__Image element box records__:
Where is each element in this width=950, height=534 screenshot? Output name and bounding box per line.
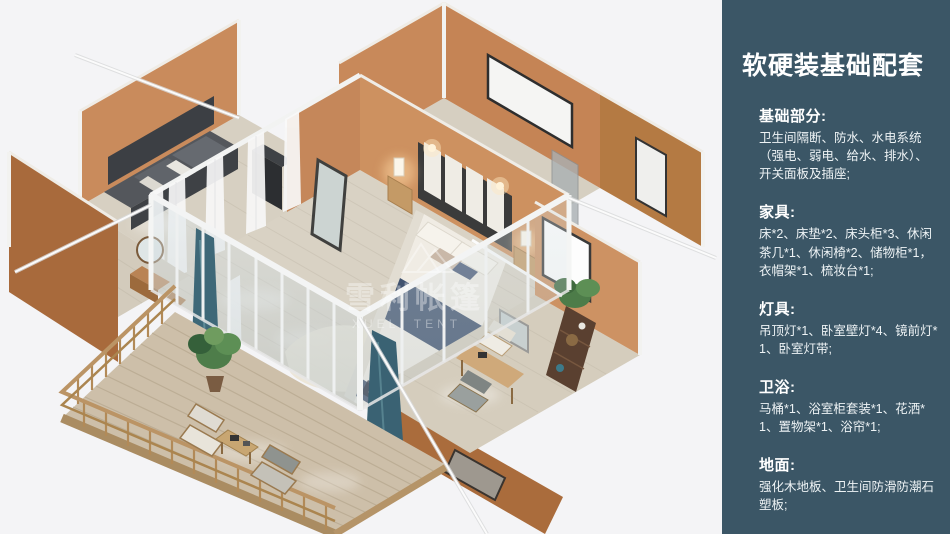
section-body: 马桶*1、浴室柜套装*1、花洒*1、置物架*1、浴帘*1; [759,400,938,436]
section-furniture: 家具: 床*2、床垫*2、床头柜*3、休闲茶几*1、休闲椅*2、储物柜*1，衣帽… [759,201,938,279]
section-body: 强化木地板、卫生间防滑防潮石塑板; [759,478,938,514]
leaning-mirror [312,160,346,250]
section-body: 吊顶灯*1、卧室壁灯*4、镜前灯*1、卧室灯带; [759,322,938,358]
section-basics: 基础部分: 卫生间隔断、防水、水电系统（强电、弱电、给水、排水）、开关面板及插座… [759,105,938,183]
section-flooring: 地面: 强化木地板、卫生间防滑防潮石塑板; [759,454,938,514]
info-panel: 软硬装基础配套 基础部分: 卫生间隔断、防水、水电系统（强电、弱电、给水、排水）… [722,0,950,534]
floorplan-stage: 雪利帐篷 XUELI TENT [0,0,722,534]
section-heading: 家具: [759,201,938,222]
section-bathroom: 卫浴: 马桶*1、浴室柜套装*1、花洒*1、置物架*1、浴帘*1; [759,376,938,436]
section-heading: 地面: [759,454,938,475]
section-body: 卫生间隔断、防水、水电系统（强电、弱电、给水、排水）、开关面板及插座; [759,129,938,183]
top-right-wall [600,93,703,247]
floorplan-illustration: 雪利帐篷 XUELI TENT [0,0,722,534]
section-lighting: 灯具: 吊顶灯*1、卧室壁灯*4、镜前灯*1、卧室灯带; [759,298,938,358]
section-body: 床*2、床垫*2、床头柜*3、休闲茶几*1、休闲椅*2、储物柜*1，衣帽架*1、… [759,225,938,279]
section-heading: 基础部分: [759,105,938,126]
watermark-en: XUELI TENT [352,317,461,331]
panel-title: 软硬装基础配套 [742,46,940,82]
section-heading: 卫浴: [759,376,938,397]
panel-sections: 基础部分: 卫生间隔断、防水、水电系统（强电、弱电、给水、排水）、开关面板及插座… [759,105,938,515]
section-heading: 灯具: [759,298,938,319]
watermark-cn: 雪利帐篷 [345,282,485,315]
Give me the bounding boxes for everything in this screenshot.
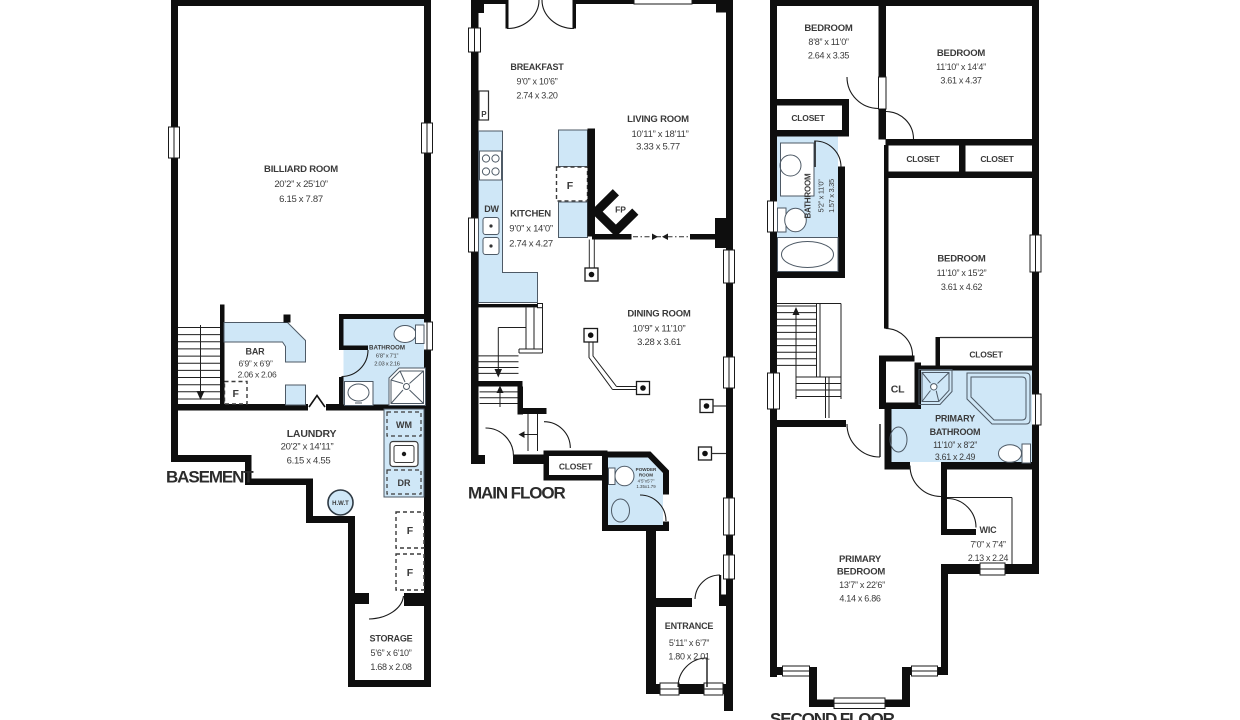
svg-text:DR: DR	[398, 478, 411, 488]
svg-text:9’0” x 14’0”: 9’0” x 14’0”	[509, 224, 553, 235]
svg-text:4.14 x 6.86: 4.14 x 6.86	[839, 594, 881, 604]
svg-text:SECOND FLOOR: SECOND FLOOR	[770, 710, 895, 720]
svg-text:ROOM: ROOM	[639, 473, 653, 478]
svg-text:BASEMENT: BASEMENT	[166, 468, 254, 487]
svg-text:1.80 x 2.01: 1.80 x 2.01	[668, 652, 710, 662]
svg-text:BREAKFAST: BREAKFAST	[510, 62, 564, 72]
svg-text:FP: FP	[615, 205, 626, 215]
svg-text:6’9” x 6’9”: 6’9” x 6’9”	[238, 359, 272, 369]
svg-text:11’10” x 14’4”: 11’10” x 14’4”	[936, 62, 986, 72]
svg-text:BILLIARD ROOM: BILLIARD ROOM	[264, 164, 338, 175]
svg-text:CLOSET: CLOSET	[559, 462, 593, 472]
svg-text:BATHROOM: BATHROOM	[369, 345, 405, 352]
svg-text:WIC: WIC	[980, 525, 998, 535]
svg-text:STORAGE: STORAGE	[370, 634, 413, 644]
svg-text:CLOSET: CLOSET	[969, 350, 1003, 360]
svg-text:3.33 x 5.77: 3.33 x 5.77	[636, 142, 680, 153]
svg-text:ENTRANCE: ENTRANCE	[665, 621, 714, 631]
svg-text:5’2” x 11’0”: 5’2” x 11’0”	[817, 179, 826, 213]
svg-text:7’0” x 7’4”: 7’0” x 7’4”	[970, 540, 1006, 550]
svg-text:8’8” x 11’0”: 8’8” x 11’0”	[808, 37, 849, 47]
svg-text:5’11” x 6’7”: 5’11” x 6’7”	[669, 638, 710, 648]
svg-text:F: F	[567, 180, 574, 192]
svg-text:6.15 x 7.87: 6.15 x 7.87	[279, 194, 323, 205]
svg-text:9’0” x 10’6”: 9’0” x 10’6”	[517, 77, 558, 87]
svg-text:LIVING ROOM: LIVING ROOM	[627, 114, 689, 125]
svg-text:1.57 x 3.35: 1.57 x 3.35	[827, 179, 836, 213]
svg-text:2.13 x 2.24: 2.13 x 2.24	[968, 553, 1009, 563]
svg-text:BEDROOM: BEDROOM	[937, 254, 985, 265]
svg-text:2.03 x 2.16: 2.03 x 2.16	[374, 362, 399, 368]
svg-text:BATHROOM: BATHROOM	[930, 427, 981, 437]
svg-text:5’6” x 6’10”: 5’6” x 6’10”	[371, 648, 412, 658]
svg-text:3.61 x 4.37: 3.61 x 4.37	[940, 76, 982, 86]
svg-text:P: P	[481, 110, 487, 119]
svg-text:3.61 x 4.62: 3.61 x 4.62	[941, 282, 983, 292]
svg-text:1.35x1.79: 1.35x1.79	[636, 484, 656, 489]
svg-text:POWDER: POWDER	[636, 467, 657, 472]
svg-text:20’2” x 25’10”: 20’2” x 25’10”	[274, 179, 327, 190]
svg-text:2.64 x 3.35: 2.64 x 3.35	[808, 51, 850, 61]
svg-text:2.06 x 2.06: 2.06 x 2.06	[238, 370, 277, 380]
svg-text:CLOSET: CLOSET	[791, 113, 825, 123]
svg-text:LAUNDRY: LAUNDRY	[287, 428, 337, 440]
svg-text:PRIMARY: PRIMARY	[839, 554, 882, 565]
svg-text:PRIMARY: PRIMARY	[935, 414, 975, 424]
svg-text:H.W.T: H.W.T	[332, 501, 349, 507]
svg-text:BEDROOM: BEDROOM	[837, 567, 885, 578]
svg-text:BATHROOM: BATHROOM	[804, 173, 813, 218]
svg-text:1.68 x 2.08: 1.68 x 2.08	[370, 662, 412, 672]
svg-text:BEDROOM: BEDROOM	[937, 48, 985, 59]
svg-text:F: F	[407, 525, 414, 537]
svg-text:4’5”x5’7”: 4’5”x5’7”	[638, 479, 655, 484]
svg-text:MAIN FLOOR: MAIN FLOOR	[468, 484, 565, 503]
svg-text:CLOSET: CLOSET	[906, 154, 940, 164]
svg-text:F: F	[232, 388, 239, 400]
svg-text:11’10” x 8’2”: 11’10” x 8’2”	[933, 440, 977, 450]
svg-text:BAR: BAR	[246, 347, 266, 357]
svg-text:F: F	[407, 567, 414, 579]
svg-text:CLOSET: CLOSET	[980, 154, 1014, 164]
svg-text:DINING ROOM: DINING ROOM	[627, 309, 691, 320]
svg-text:6’8” x 7’1”: 6’8” x 7’1”	[376, 354, 399, 360]
svg-text:3.28 x 3.61: 3.28 x 3.61	[637, 337, 681, 348]
svg-text:10’9” x 11’10”: 10’9” x 11’10”	[633, 324, 686, 335]
svg-text:3.61 x 2.49: 3.61 x 2.49	[935, 452, 976, 462]
svg-text:2.74 x 4.27: 2.74 x 4.27	[509, 239, 553, 250]
svg-text:10’11” x 18’11”: 10’11” x 18’11”	[632, 129, 689, 140]
svg-text:DW: DW	[484, 204, 499, 214]
svg-text:20’2” x 14’11”: 20’2” x 14’11”	[281, 442, 334, 453]
svg-text:6.15 x 4.55: 6.15 x 4.55	[287, 456, 331, 467]
svg-text:CL: CL	[891, 384, 905, 396]
svg-text:WM: WM	[396, 420, 412, 430]
svg-text:2.74 x 3.20: 2.74 x 3.20	[516, 91, 558, 101]
svg-text:13’7” x 22’6”: 13’7” x 22’6”	[839, 580, 885, 590]
svg-text:BEDROOM: BEDROOM	[804, 23, 852, 34]
svg-text:KITCHEN: KITCHEN	[510, 209, 551, 220]
svg-text:11’10” x 15’2”: 11’10” x 15’2”	[937, 268, 987, 278]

__Aim__:
Turn the entries from the line containing "478, 411, 488]" through the line containing "638, 710, 648]" into a Markdown table with two columns, Row and Entry. Number the rows in order and skip any blank lines.

__Result of this task__:
| Row | Entry |
|---|---|
| 1 | svg-text:DR: DR	[398, 478, 411, 488] |
| 2 | svg-text:9’0” x 14’0”: 9’0” x 14’0”	[509, 224, 553, 235] |
| 3 | svg-text:4.14 x 6.86: 4.14 x 6.86	[839, 594, 881, 604] |
| 4 | svg-text:SECOND FLOOR: SECOND FLOOR	[770, 710, 895, 720] |
| 5 | svg-text:ROOM: ROOM	[639, 473, 653, 478] |
| 6 | svg-text:BASEMENT: BASEMENT	[166, 468, 254, 487] |
| 7 | svg-text:1.80 x 2.01: 1.80 x 2.01	[668, 652, 710, 662] |
| 8 | svg-text:BREAKFAST: BREAKFAST	[510, 62, 564, 72] |
| 9 | svg-text:FP: FP	[615, 205, 626, 215] |
| 10 | svg-text:6’9” x 6’9”: 6’9” x 6’9”	[238, 359, 272, 369] |
| 11 | svg-text:11’10” x 14’4”: 11’10” x 14’4”	[936, 62, 986, 72] |
| 12 | svg-text:BILLIARD ROOM: BILLIARD ROOM	[264, 164, 338, 175] |
| 13 | svg-text:CLOSET: CLOSET	[559, 462, 593, 472] |
| 14 | svg-text:BATHROOM: BATHROOM	[369, 345, 405, 352] |
| 15 | svg-text:WIC: WIC	[980, 525, 998, 535] |
| 16 | svg-text:STORAGE: STORAGE	[370, 634, 413, 644] |
| 17 | svg-text:CLOSET: CLOSET	[969, 350, 1003, 360] |
| 18 | svg-text:3.33 x 5.77: 3.33 x 5.77	[636, 142, 680, 153] |
| 19 | svg-text:ENTRANCE: ENTRANCE	[665, 621, 714, 631] |
| 20 | svg-text:5’2” x 11’0”: 5’2” x 11’0”	[817, 179, 826, 213] |
| 21 | svg-text:7’0” x 7’4”: 7’0” x 7’4”	[970, 540, 1006, 550] |
| 22 | svg-text:8’8” x 11’0”: 8’8” x 11’0”	[808, 37, 849, 47] |
| 23 | svg-text:5’11” x 6’7”: 5’11” x 6’7”	[669, 638, 710, 648] |